TASK OBJECTIVE
All the data should come back exactly as it was given.

THE INPUT
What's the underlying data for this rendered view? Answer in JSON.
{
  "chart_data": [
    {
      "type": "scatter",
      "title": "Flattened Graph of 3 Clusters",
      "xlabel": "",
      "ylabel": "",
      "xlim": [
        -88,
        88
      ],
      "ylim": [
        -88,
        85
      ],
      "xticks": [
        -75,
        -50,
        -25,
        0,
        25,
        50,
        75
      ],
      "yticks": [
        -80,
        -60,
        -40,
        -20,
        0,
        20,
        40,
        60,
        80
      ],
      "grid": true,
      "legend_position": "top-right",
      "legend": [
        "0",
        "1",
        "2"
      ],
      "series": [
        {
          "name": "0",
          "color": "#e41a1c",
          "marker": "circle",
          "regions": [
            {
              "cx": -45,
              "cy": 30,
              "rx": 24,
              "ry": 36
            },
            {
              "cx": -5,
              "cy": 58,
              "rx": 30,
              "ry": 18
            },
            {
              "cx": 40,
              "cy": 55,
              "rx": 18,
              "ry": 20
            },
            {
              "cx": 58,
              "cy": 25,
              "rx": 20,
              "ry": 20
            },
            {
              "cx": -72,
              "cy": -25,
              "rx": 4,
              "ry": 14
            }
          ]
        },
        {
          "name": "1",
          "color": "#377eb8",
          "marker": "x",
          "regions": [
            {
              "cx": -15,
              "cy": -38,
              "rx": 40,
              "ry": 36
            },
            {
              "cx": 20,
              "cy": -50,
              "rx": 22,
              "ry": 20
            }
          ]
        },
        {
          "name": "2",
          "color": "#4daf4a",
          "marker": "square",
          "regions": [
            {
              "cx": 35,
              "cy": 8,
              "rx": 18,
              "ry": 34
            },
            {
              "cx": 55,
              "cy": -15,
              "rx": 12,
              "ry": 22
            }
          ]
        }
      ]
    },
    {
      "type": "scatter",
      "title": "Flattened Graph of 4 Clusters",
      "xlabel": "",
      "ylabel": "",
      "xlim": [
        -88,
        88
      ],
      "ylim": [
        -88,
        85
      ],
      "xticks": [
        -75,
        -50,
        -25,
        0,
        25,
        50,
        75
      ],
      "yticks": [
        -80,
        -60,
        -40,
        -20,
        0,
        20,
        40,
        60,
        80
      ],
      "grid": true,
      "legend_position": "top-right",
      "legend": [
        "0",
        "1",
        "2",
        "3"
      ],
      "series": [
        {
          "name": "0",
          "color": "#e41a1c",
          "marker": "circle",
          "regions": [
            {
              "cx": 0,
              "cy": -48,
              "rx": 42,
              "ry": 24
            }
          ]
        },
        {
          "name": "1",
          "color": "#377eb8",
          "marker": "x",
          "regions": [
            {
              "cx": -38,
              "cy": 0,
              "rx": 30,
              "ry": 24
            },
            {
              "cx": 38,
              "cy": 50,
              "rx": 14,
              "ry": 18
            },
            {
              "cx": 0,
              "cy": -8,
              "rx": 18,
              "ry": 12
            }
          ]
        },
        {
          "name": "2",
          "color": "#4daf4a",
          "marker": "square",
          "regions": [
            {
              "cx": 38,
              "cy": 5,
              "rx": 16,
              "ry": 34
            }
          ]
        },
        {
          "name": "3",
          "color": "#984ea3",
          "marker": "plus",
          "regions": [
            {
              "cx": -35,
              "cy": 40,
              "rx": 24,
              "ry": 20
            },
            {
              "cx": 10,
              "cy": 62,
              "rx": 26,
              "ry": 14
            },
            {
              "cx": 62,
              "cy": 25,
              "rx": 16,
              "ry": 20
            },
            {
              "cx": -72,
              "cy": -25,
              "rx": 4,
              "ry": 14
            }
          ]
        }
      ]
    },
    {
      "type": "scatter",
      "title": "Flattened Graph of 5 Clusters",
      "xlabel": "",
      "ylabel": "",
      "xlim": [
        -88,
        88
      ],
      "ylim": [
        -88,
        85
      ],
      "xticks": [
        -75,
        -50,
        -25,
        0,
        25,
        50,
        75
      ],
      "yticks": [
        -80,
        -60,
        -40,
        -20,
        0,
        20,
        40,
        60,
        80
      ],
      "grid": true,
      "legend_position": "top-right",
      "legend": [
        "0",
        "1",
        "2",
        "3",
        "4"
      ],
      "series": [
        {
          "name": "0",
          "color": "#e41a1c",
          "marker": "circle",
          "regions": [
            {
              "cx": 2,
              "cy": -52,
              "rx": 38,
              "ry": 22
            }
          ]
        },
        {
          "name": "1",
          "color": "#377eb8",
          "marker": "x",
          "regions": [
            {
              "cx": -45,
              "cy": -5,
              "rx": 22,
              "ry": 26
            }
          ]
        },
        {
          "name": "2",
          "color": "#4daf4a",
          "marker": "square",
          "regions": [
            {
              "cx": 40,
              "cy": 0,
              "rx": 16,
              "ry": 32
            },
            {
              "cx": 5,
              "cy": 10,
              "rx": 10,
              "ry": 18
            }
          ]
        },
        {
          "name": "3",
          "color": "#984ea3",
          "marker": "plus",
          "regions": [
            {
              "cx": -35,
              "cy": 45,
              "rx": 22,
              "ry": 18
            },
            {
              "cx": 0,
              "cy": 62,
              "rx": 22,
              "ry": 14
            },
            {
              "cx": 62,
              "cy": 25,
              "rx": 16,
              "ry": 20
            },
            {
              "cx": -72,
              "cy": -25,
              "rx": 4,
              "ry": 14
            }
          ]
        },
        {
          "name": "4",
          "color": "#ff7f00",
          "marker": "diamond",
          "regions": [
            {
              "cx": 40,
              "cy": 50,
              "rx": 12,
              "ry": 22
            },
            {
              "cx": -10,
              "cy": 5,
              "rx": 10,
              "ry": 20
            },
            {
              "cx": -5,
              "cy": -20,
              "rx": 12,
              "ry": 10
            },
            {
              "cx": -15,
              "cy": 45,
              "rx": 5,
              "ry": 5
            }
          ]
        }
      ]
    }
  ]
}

WRITTEN REPLY
What's the underlying data for this rendered view? Answer in JSON.
{
  "chart_data": [
    {
      "type": "scatter",
      "title": "Flattened Graph of 3 Clusters",
      "xlabel": "",
      "ylabel": "",
      "xlim": [
        -88,
        88
      ],
      "ylim": [
        -88,
        85
      ],
      "xticks": [
        -75,
        -50,
        -25,
        0,
        25,
        50,
        75
      ],
      "yticks": [
        -80,
        -60,
        -40,
        -20,
        0,
        20,
        40,
        60,
        80
      ],
      "grid": true,
      "legend_position": "top-right",
      "legend": [
        "0",
        "1",
        "2"
      ],
      "series": [
        {
          "name": "0",
          "color": "#e41a1c",
          "marker": "circle",
          "regions": [
            {
              "cx": -45,
              "cy": 30,
              "rx": 24,
              "ry": 36
            },
            {
              "cx": -5,
              "cy": 58,
              "rx": 30,
              "ry": 18
            },
            {
              "cx": 40,
              "cy": 55,
              "rx": 18,
              "ry": 20
            },
            {
              "cx": 58,
              "cy": 25,
              "rx": 20,
              "ry": 20
            },
            {
              "cx": -72,
              "cy": -25,
              "rx": 4,
              "ry": 14
            }
          ]
        },
        {
          "name": "1",
          "color": "#377eb8",
          "marker": "x",
          "regions": [
            {
              "cx": -15,
              "cy": -38,
              "rx": 40,
              "ry": 36
            },
            {
              "cx": 20,
              "cy": -50,
              "rx": 22,
              "ry": 20
            }
          ]
        },
        {
          "name": "2",
          "color": "#4daf4a",
          "marker": "square",
          "regions": [
            {
              "cx": 35,
              "cy": 8,
              "rx": 18,
              "ry": 34
            },
            {
              "cx": 55,
              "cy": -15,
              "rx": 12,
              "ry": 22
            }
          ]
        }
      ]
    },
    {
      "type": "scatter",
      "title": "Flattened Graph of 4 Clusters",
      "xlabel": "",
      "ylabel": "",
      "xlim": [
        -88,
        88
      ],
      "ylim": [
        -88,
        85
      ],
      "xticks": [
        -75,
        -50,
        -25,
        0,
        25,
        50,
        75
      ],
      "yticks": [
        -80,
        -60,
        -40,
        -20,
        0,
        20,
        40,
        60,
        80
      ],
      "grid": true,
      "legend_position": "top-right",
      "legend": [
        "0",
        "1",
        "2",
        "3"
      ],
      "series": [
        {
          "name": "0",
          "color": "#e41a1c",
          "marker": "circle",
          "regions": [
            {
              "cx": 0,
              "cy": -48,
              "rx": 42,
              "ry": 24
            }
          ]
        },
        {
          "name": "1",
          "color": "#377eb8",
          "marker": "x",
          "regions": [
            {
              "cx": -38,
              "cy": 0,
              "rx": 30,
              "ry": 24
            },
            {
              "cx": 38,
              "cy": 50,
              "rx": 14,
              "ry": 18
            },
            {
              "cx": 0,
              "cy": -8,
              "rx": 18,
              "ry": 12
            }
          ]
        },
        {
          "name": "2",
          "color": "#4daf4a",
          "marker": "square",
          "regions": [
            {
              "cx": 38,
              "cy": 5,
              "rx": 16,
              "ry": 34
            }
          ]
        },
        {
          "name": "3",
          "color": "#984ea3",
          "marker": "plus",
          "regions": [
            {
              "cx": -35,
              "cy": 40,
              "rx": 24,
              "ry": 20
            },
            {
              "cx": 10,
              "cy": 62,
              "rx": 26,
              "ry": 14
            },
            {
              "cx": 62,
              "cy": 25,
              "rx": 16,
              "ry": 20
            },
            {
              "cx": -72,
              "cy": -25,
              "rx": 4,
              "ry": 14
            }
          ]
        }
      ]
    },
    {
      "type": "scatter",
      "title": "Flattened Graph of 5 Clusters",
      "xlabel": "",
      "ylabel": "",
      "xlim": [
        -88,
        88
      ],
      "ylim": [
        -88,
        85
      ],
      "xticks": [
        -75,
        -50,
        -25,
        0,
        25,
        50,
        75
      ],
      "yticks": [
        -80,
        -60,
        -40,
        -20,
        0,
        20,
        40,
        60,
        80
      ],
      "grid": true,
      "legend_position": "top-right",
      "legend": [
        "0",
        "1",
        "2",
        "3",
        "4"
      ],
      "series": [
        {
          "name": "0",
          "color": "#e41a1c",
          "marker": "circle",
          "regions": [
            {
              "cx": 2,
              "cy": -52,
              "rx": 38,
              "ry": 22
            }
          ]
        },
        {
          "name": "1",
          "color": "#377eb8",
          "marker": "x",
          "regions": [
            {
              "cx": -45,
              "cy": -5,
              "rx": 22,
              "ry": 26
            }
          ]
        },
        {
          "name": "2",
          "color": "#4daf4a",
          "marker": "square",
          "regions": [
            {
              "cx": 40,
              "cy": 0,
              "rx": 16,
              "ry": 32
            },
            {
              "cx": 5,
              "cy": 10,
              "rx": 10,
              "ry": 18
            }
          ]
        },
        {
          "name": "3",
          "color": "#984ea3",
          "marker": "plus",
          "regions": [
            {
              "cx": -35,
              "cy": 45,
              "rx": 22,
              "ry": 18
            },
            {
              "cx": 0,
              "cy": 62,
              "rx": 22,
              "ry": 14
            },
            {
              "cx": 62,
              "cy": 25,
              "rx": 16,
              "ry": 20
            },
            {
              "cx": -72,
              "cy": -25,
              "rx": 4,
              "ry": 14
            }
          ]
        },
        {
          "name": "4",
          "color": "#ff7f00",
          "marker": "diamond",
          "regions": [
            {
              "cx": 40,
              "cy": 50,
              "rx": 12,
              "ry": 22
            },
            {
              "cx": -10,
              "cy": 5,
              "rx": 10,
              "ry": 20
            },
            {
              "cx": -5,
              "cy": -20,
              "rx": 12,
              "ry": 10
            },
            {
              "cx": -15,
              "cy": 45,
              "rx": 5,
              "ry": 5
            }
          ]
        }
      ]
    }
  ]
}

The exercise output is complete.